#### Exercice écrit
Dans le texte source, quel nom est donné à ce qui pousse les humains à agir si souvent contre leurs intérêts ?

#### Texte source
========
Cependant, toujours et partout on a dérogé à la règle, on a subverti le code par moins ou par plus de contrainte. Même la tenue dite convenable des bourgeoises du second Empire (les jupes à fanon, les tissus de style tapissier, les jupons empilés) finit à la fin du XIX° siècle par être abandonnée : plus de robes à volants, de crinolines et la femme du XX° siècle, la femme libérée et « en cheveux » parut en société avant de rejeter corset et contraintes. Ce vent de liberté souffla partout, le monde musulman aussi se dévoila au féminin avec ardeur comme partout ailleurs. Aujourd’hui, dans ce monde-là, on enferme, on contraint, on oppresse, cette petite Iranienne qui a voulu un peu trop montrer sa belle chevelure l’a payé de sa vie.

Quel est donc ce mauvais vent du sud qui interdit soudain toute liberté de soi et impose aux femmes une contrainte des siècles lointains ?  C’est une question, mais il en est une autre : que signifie cette volonté de certaines femmes musulmanes ou converties, d’afficher chez nous ces voiles plus ou moins enveloppants comme un geste de défi ou un signe d’appartenance ?

Elles feraient bien d’y réfléchir à deux fois. L’oiseau encagé qui a renoncé à voler en liberté, le jour où la porte de la cage s’ouvre à nouveau risque bien d’être mangé par le chat !

Mais que pouvons-nous changer à ces choses qui s’emmêlent dans les cervelles des humains et les font agir si souvent contre leurs intérêts. Comment appelle-t-on ça déjà ?

La servitude volontaire.
========
Éléments du jeu de données enregistrés:
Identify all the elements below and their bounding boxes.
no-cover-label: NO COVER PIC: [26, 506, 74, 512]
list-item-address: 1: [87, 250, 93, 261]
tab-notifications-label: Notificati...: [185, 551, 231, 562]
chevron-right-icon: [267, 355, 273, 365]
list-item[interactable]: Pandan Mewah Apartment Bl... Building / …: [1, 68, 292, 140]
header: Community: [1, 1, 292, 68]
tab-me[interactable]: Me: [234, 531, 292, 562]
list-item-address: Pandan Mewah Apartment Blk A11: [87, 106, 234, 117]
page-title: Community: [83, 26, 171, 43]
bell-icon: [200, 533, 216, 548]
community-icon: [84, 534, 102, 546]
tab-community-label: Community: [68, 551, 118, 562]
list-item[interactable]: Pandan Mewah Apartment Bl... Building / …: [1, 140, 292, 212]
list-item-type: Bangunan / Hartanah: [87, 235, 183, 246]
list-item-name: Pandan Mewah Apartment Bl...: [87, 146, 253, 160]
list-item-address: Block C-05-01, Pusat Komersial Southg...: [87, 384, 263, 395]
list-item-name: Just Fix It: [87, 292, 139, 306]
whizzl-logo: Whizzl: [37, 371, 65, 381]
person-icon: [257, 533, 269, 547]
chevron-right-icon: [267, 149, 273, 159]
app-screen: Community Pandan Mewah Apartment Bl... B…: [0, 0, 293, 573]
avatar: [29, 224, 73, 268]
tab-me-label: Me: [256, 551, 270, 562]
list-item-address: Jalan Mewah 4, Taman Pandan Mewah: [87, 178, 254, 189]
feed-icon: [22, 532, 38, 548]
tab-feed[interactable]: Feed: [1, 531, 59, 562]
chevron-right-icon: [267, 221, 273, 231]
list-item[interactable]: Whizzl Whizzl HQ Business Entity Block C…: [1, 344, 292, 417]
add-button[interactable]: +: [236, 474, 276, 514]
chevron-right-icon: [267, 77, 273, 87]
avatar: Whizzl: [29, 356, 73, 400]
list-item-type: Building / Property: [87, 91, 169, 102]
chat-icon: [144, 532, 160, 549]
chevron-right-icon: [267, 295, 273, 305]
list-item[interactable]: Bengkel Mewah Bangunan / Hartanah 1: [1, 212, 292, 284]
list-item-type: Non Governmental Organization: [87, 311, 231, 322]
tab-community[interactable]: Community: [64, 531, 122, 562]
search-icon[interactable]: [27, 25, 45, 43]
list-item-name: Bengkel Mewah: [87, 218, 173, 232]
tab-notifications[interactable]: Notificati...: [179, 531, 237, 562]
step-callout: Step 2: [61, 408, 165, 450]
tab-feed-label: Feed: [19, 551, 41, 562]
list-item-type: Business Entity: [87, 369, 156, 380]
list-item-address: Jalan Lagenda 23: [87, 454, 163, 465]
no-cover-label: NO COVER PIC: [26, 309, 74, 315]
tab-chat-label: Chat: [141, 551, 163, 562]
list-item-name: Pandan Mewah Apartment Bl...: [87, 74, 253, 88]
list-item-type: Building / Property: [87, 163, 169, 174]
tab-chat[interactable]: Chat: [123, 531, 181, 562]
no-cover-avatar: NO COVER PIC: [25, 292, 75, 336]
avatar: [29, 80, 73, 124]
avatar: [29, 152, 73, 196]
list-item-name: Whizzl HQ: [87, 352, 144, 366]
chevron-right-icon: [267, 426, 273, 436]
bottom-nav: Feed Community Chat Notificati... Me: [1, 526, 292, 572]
========
#### Bonne réponse
La servitude volontaire.